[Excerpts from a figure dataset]
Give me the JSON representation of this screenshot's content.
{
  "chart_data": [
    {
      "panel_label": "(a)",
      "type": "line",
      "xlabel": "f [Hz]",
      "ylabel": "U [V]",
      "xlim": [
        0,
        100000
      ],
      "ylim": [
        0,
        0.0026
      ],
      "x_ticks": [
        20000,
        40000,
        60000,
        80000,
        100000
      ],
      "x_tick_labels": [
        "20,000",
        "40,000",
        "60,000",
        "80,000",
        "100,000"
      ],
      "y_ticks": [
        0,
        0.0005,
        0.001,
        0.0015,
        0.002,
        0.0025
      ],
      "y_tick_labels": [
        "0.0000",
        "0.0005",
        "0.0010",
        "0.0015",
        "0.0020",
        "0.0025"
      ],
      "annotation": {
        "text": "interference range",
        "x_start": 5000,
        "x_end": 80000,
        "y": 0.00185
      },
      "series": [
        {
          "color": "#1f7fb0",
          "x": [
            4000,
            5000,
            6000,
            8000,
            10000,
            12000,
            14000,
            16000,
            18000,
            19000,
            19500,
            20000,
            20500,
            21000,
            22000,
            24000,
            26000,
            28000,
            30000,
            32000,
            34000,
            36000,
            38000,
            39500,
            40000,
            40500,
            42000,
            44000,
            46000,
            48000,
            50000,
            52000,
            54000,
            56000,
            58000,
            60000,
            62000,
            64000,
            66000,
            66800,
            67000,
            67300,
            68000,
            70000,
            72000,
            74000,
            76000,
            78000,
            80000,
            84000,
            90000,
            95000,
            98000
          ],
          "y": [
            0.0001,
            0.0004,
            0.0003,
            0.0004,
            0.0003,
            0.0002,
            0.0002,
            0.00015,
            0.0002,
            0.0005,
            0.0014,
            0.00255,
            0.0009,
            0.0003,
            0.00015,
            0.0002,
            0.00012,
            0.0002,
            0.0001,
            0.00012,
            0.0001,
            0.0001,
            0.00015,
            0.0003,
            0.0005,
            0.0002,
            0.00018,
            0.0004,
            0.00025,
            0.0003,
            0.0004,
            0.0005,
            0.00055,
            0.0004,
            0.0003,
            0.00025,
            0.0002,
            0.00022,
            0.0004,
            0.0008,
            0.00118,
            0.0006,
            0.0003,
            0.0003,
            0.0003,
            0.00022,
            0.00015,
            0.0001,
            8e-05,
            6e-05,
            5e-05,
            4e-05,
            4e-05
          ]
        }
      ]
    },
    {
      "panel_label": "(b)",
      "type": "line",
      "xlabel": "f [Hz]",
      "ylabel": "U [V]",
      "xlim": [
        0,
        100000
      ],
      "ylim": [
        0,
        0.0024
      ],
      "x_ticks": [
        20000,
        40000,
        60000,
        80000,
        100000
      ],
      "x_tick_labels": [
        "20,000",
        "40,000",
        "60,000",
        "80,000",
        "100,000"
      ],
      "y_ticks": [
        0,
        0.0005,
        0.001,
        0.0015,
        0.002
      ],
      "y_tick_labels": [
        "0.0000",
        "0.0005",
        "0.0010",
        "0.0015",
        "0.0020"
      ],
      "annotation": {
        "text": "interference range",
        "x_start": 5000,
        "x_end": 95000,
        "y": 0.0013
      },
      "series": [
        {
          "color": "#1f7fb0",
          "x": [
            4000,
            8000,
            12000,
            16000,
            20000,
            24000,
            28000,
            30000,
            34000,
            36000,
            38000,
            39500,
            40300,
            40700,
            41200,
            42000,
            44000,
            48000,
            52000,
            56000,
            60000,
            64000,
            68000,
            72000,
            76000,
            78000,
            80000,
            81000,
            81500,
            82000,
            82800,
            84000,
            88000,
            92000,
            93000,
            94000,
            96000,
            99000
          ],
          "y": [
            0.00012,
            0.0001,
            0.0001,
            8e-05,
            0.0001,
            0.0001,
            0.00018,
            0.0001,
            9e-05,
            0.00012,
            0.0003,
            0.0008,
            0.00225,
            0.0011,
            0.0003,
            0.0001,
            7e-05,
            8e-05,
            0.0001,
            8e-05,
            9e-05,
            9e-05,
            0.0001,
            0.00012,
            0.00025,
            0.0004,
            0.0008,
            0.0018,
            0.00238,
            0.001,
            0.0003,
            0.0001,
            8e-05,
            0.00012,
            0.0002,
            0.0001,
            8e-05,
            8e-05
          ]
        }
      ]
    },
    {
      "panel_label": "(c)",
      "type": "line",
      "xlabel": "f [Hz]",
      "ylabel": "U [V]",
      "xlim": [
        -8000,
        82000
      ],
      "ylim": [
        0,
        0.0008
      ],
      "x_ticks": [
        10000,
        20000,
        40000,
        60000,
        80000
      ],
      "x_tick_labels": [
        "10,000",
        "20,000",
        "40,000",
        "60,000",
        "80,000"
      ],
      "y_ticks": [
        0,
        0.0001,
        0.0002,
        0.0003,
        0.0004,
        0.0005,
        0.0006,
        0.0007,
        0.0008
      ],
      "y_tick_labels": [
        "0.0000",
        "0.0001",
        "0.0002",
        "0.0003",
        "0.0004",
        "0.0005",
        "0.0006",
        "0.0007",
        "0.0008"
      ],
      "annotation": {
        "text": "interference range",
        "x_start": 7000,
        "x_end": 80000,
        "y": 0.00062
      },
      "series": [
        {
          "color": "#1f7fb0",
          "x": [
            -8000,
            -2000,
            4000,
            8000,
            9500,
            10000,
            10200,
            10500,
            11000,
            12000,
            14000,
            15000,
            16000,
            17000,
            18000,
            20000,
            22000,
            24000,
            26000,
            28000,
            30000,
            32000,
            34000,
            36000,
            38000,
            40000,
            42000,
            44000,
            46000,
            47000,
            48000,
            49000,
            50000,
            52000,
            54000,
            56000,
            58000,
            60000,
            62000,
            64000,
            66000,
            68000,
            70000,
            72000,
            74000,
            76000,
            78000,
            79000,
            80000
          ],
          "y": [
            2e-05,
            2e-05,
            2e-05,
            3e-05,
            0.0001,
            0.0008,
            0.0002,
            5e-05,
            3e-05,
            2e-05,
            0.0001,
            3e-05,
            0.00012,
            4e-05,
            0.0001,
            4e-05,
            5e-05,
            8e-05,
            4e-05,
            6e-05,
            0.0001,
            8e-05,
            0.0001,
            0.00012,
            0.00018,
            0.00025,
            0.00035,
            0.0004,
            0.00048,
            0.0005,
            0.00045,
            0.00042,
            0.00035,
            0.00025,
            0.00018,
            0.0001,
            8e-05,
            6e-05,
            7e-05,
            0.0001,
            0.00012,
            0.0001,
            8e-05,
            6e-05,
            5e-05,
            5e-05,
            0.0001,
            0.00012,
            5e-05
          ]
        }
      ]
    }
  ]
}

◆ Objective ◆
Copy all the records above precisely.

◆ Answer for the task ◆
Give me the JSON representation of this screenshot's content.
{
  "chart_data": [
    {
      "panel_label": "(a)",
      "type": "line",
      "xlabel": "f [Hz]",
      "ylabel": "U [V]",
      "xlim": [
        0,
        100000
      ],
      "ylim": [
        0,
        0.0026
      ],
      "x_ticks": [
        20000,
        40000,
        60000,
        80000,
        100000
      ],
      "x_tick_labels": [
        "20,000",
        "40,000",
        "60,000",
        "80,000",
        "100,000"
      ],
      "y_ticks": [
        0,
        0.0005,
        0.001,
        0.0015,
        0.002,
        0.0025
      ],
      "y_tick_labels": [
        "0.0000",
        "0.0005",
        "0.0010",
        "0.0015",
        "0.0020",
        "0.0025"
      ],
      "annotation": {
        "text": "interference range",
        "x_start": 5000,
        "x_end": 80000,
        "y": 0.00185
      },
      "series": [
        {
          "color": "#1f7fb0",
          "x": [
            4000,
            5000,
            6000,
            8000,
            10000,
            12000,
            14000,
            16000,
            18000,
            19000,
            19500,
            20000,
            20500,
            21000,
            22000,
            24000,
            26000,
            28000,
            30000,
            32000,
            34000,
            36000,
            38000,
            39500,
            40000,
            40500,
            42000,
            44000,
            46000,
            48000,
            50000,
            52000,
            54000,
            56000,
            58000,
            60000,
            62000,
            64000,
            66000,
            66800,
            67000,
            67300,
            68000,
            70000,
            72000,
            74000,
            76000,
            78000,
            80000,
            84000,
            90000,
            95000,
            98000
          ],
          "y": [
            0.0001,
            0.0004,
            0.0003,
            0.0004,
            0.0003,
            0.0002,
            0.0002,
            0.00015,
            0.0002,
            0.0005,
            0.0014,
            0.00255,
            0.0009,
            0.0003,
            0.00015,
            0.0002,
            0.00012,
            0.0002,
            0.0001,
            0.00012,
            0.0001,
            0.0001,
            0.00015,
            0.0003,
            0.0005,
            0.0002,
            0.00018,
            0.0004,
            0.00025,
            0.0003,
            0.0004,
            0.0005,
            0.00055,
            0.0004,
            0.0003,
            0.00025,
            0.0002,
            0.00022,
            0.0004,
            0.0008,
            0.00118,
            0.0006,
            0.0003,
            0.0003,
            0.0003,
            0.00022,
            0.00015,
            0.0001,
            8e-05,
            6e-05,
            5e-05,
            4e-05,
            4e-05
          ]
        }
      ]
    },
    {
      "panel_label": "(b)",
      "type": "line",
      "xlabel": "f [Hz]",
      "ylabel": "U [V]",
      "xlim": [
        0,
        100000
      ],
      "ylim": [
        0,
        0.0024
      ],
      "x_ticks": [
        20000,
        40000,
        60000,
        80000,
        100000
      ],
      "x_tick_labels": [
        "20,000",
        "40,000",
        "60,000",
        "80,000",
        "100,000"
      ],
      "y_ticks": [
        0,
        0.0005,
        0.001,
        0.0015,
        0.002
      ],
      "y_tick_labels": [
        "0.0000",
        "0.0005",
        "0.0010",
        "0.0015",
        "0.0020"
      ],
      "annotation": {
        "text": "interference range",
        "x_start": 5000,
        "x_end": 95000,
        "y": 0.0013
      },
      "series": [
        {
          "color": "#1f7fb0",
          "x": [
            4000,
            8000,
            12000,
            16000,
            20000,
            24000,
            28000,
            30000,
            34000,
            36000,
            38000,
            39500,
            40300,
            40700,
            41200,
            42000,
            44000,
            48000,
            52000,
            56000,
            60000,
            64000,
            68000,
            72000,
            76000,
            78000,
            80000,
            81000,
            81500,
            82000,
            82800,
            84000,
            88000,
            92000,
            93000,
            94000,
            96000,
            99000
          ],
          "y": [
            0.00012,
            0.0001,
            0.0001,
            8e-05,
            0.0001,
            0.0001,
            0.00018,
            0.0001,
            9e-05,
            0.00012,
            0.0003,
            0.0008,
            0.00225,
            0.0011,
            0.0003,
            0.0001,
            7e-05,
            8e-05,
            0.0001,
            8e-05,
            9e-05,
            9e-05,
            0.0001,
            0.00012,
            0.00025,
            0.0004,
            0.0008,
            0.0018,
            0.00238,
            0.001,
            0.0003,
            0.0001,
            8e-05,
            0.00012,
            0.0002,
            0.0001,
            8e-05,
            8e-05
          ]
        }
      ]
    },
    {
      "panel_label": "(c)",
      "type": "line",
      "xlabel": "f [Hz]",
      "ylabel": "U [V]",
      "xlim": [
        -8000,
        82000
      ],
      "ylim": [
        0,
        0.0008
      ],
      "x_ticks": [
        10000,
        20000,
        40000,
        60000,
        80000
      ],
      "x_tick_labels": [
        "10,000",
        "20,000",
        "40,000",
        "60,000",
        "80,000"
      ],
      "y_ticks": [
        0,
        0.0001,
        0.0002,
        0.0003,
        0.0004,
        0.0005,
        0.0006,
        0.0007,
        0.0008
      ],
      "y_tick_labels": [
        "0.0000",
        "0.0001",
        "0.0002",
        "0.0003",
        "0.0004",
        "0.0005",
        "0.0006",
        "0.0007",
        "0.0008"
      ],
      "annotation": {
        "text": "interference range",
        "x_start": 7000,
        "x_end": 80000,
        "y": 0.00062
      },
      "series": [
        {
          "color": "#1f7fb0",
          "x": [
            -8000,
            -2000,
            4000,
            8000,
            9500,
            10000,
            10200,
            10500,
            11000,
            12000,
            14000,
            15000,
            16000,
            17000,
            18000,
            20000,
            22000,
            24000,
            26000,
            28000,
            30000,
            32000,
            34000,
            36000,
            38000,
            40000,
            42000,
            44000,
            46000,
            47000,
            48000,
            49000,
            50000,
            52000,
            54000,
            56000,
            58000,
            60000,
            62000,
            64000,
            66000,
            68000,
            70000,
            72000,
            74000,
            76000,
            78000,
            79000,
            80000
          ],
          "y": [
            2e-05,
            2e-05,
            2e-05,
            3e-05,
            0.0001,
            0.0008,
            0.0002,
            5e-05,
            3e-05,
            2e-05,
            0.0001,
            3e-05,
            0.00012,
            4e-05,
            0.0001,
            4e-05,
            5e-05,
            8e-05,
            4e-05,
            6e-05,
            0.0001,
            8e-05,
            0.0001,
            0.00012,
            0.00018,
            0.00025,
            0.00035,
            0.0004,
            0.00048,
            0.0005,
            0.00045,
            0.00042,
            0.00035,
            0.00025,
            0.00018,
            0.0001,
            8e-05,
            6e-05,
            7e-05,
            0.0001,
            0.00012,
            0.0001,
            8e-05,
            6e-05,
            5e-05,
            5e-05,
            0.0001,
            0.00012,
            5e-05
          ]
        }
      ]
    }
  ]
}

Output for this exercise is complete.